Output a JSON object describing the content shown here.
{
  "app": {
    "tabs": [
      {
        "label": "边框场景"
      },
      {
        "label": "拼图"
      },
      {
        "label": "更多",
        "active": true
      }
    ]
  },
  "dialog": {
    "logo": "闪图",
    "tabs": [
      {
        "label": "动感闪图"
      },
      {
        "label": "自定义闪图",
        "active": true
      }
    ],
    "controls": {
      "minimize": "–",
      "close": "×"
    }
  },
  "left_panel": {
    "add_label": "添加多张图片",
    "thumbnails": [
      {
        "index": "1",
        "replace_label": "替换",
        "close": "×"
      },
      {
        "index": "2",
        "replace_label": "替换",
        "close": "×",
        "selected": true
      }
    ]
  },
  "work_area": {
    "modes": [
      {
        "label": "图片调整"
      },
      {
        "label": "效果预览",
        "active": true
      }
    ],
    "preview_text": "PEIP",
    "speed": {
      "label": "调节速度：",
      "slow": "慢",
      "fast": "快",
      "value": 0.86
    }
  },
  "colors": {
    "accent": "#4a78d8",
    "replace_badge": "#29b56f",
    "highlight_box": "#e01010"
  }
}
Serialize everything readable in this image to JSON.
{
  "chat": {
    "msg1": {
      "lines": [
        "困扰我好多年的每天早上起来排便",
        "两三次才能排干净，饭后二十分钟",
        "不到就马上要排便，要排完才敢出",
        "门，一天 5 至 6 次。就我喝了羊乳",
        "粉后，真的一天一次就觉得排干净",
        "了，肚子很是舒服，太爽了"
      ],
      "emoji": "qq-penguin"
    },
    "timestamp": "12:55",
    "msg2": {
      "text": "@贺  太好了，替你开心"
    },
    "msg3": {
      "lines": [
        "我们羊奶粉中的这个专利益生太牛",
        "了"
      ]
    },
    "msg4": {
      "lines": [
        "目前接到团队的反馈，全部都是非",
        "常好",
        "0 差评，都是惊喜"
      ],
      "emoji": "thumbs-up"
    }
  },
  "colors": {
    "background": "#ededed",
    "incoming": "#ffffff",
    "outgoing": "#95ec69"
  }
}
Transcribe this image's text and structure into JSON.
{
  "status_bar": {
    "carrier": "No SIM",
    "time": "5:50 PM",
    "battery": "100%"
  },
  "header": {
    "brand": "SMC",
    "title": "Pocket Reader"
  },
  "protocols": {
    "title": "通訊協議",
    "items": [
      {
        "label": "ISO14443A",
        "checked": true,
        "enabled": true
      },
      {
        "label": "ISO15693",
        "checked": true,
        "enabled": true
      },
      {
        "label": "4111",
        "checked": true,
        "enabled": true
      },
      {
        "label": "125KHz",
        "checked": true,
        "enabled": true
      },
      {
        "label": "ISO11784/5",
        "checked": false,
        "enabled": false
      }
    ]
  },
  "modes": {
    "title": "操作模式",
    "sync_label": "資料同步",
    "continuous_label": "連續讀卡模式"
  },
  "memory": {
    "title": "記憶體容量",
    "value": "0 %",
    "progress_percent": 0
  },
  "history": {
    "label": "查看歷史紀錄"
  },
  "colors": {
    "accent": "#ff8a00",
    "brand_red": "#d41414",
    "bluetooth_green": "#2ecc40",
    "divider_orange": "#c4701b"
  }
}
== == ==
■ Description of the task: Using the material above, print every entry exactly as written.

■ Exercise output:
Output a JSON object describing the content shown here.
{
  "app": {
    "tabs": [
      {
        "label": "边框场景"
      },
      {
        "label": "拼图"
      },
      {
        "label": "更多",
        "active": true
      }
    ]
  },
  "dialog": {
    "logo": "闪图",
    "tabs": [
      {
        "label": "动感闪图"
      },
      {
        "label": "自定义闪图",
        "active": true
      }
    ],
    "controls": {
      "minimize": "–",
      "close": "×"
    }
  },
  "left_panel": {
    "add_label": "添加多张图片",
    "thumbnails": [
      {
        "index": "1",
        "replace_label": "替换",
        "close": "×"
      },
      {
        "index": "2",
        "replace_label": "替换",
        "close": "×",
        "selected": true
      }
    ]
  },
  "work_area": {
    "modes": [
      {
        "label": "图片调整"
      },
      {
        "label": "效果预览",
        "active": true
      }
    ],
    "preview_text": "PEIP",
    "speed": {
      "label": "调节速度：",
      "slow": "慢",
      "fast": "快",
      "value": 0.86
    }
  },
  "colors": {
    "accent": "#4a78d8",
    "replace_badge": "#29b56f",
    "highlight_box": "#e01010"
  }
}
Serialize everything readable in this image to JSON.
{
  "chat": {
    "msg1": {
      "lines": [
        "困扰我好多年的每天早上起来排便",
        "两三次才能排干净，饭后二十分钟",
        "不到就马上要排便，要排完才敢出",
        "门，一天 5 至 6 次。就我喝了羊乳",
        "粉后，真的一天一次就觉得排干净",
        "了，肚子很是舒服，太爽了"
      ],
      "emoji": "qq-penguin"
    },
    "timestamp": "12:55",
    "msg2": {
      "text": "@贺  太好了，替你开心"
    },
    "msg3": {
      "lines": [
        "我们羊奶粉中的这个专利益生太牛",
        "了"
      ]
    },
    "msg4": {
      "lines": [
        "目前接到团队的反馈，全部都是非",
        "常好",
        "0 差评，都是惊喜"
      ],
      "emoji": "thumbs-up"
    }
  },
  "colors": {
    "background": "#ededed",
    "incoming": "#ffffff",
    "outgoing": "#95ec69"
  }
}
Transcribe this image's text and structure into JSON.
{
  "status_bar": {
    "carrier": "No SIM",
    "time": "5:50 PM",
    "battery": "100%"
  },
  "header": {
    "brand": "SMC",
    "title": "Pocket Reader"
  },
  "protocols": {
    "title": "通訊協議",
    "items": [
      {
        "label": "ISO14443A",
        "checked": true,
        "enabled": true
      },
      {
        "label": "ISO15693",
        "checked": true,
        "enabled": true
      },
      {
        "label": "4111",
        "checked": true,
        "enabled": true
      },
      {
        "label": "125KHz",
        "checked": true,
        "enabled": true
      },
      {
        "label": "ISO11784/5",
        "checked": false,
        "enabled": false
      }
    ]
  },
  "modes": {
    "title": "操作模式",
    "sync_label": "資料同步",
    "continuous_label": "連續讀卡模式"
  },
  "memory": {
    "title": "記憶體容量",
    "value": "0 %",
    "progress_percent": 0
  },
  "history": {
    "label": "查看歷史紀錄"
  },
  "colors": {
    "accent": "#ff8a00",
    "brand_red": "#d41414",
    "bluetooth_green": "#2ecc40",
    "divider_orange": "#c4701b"
  }
}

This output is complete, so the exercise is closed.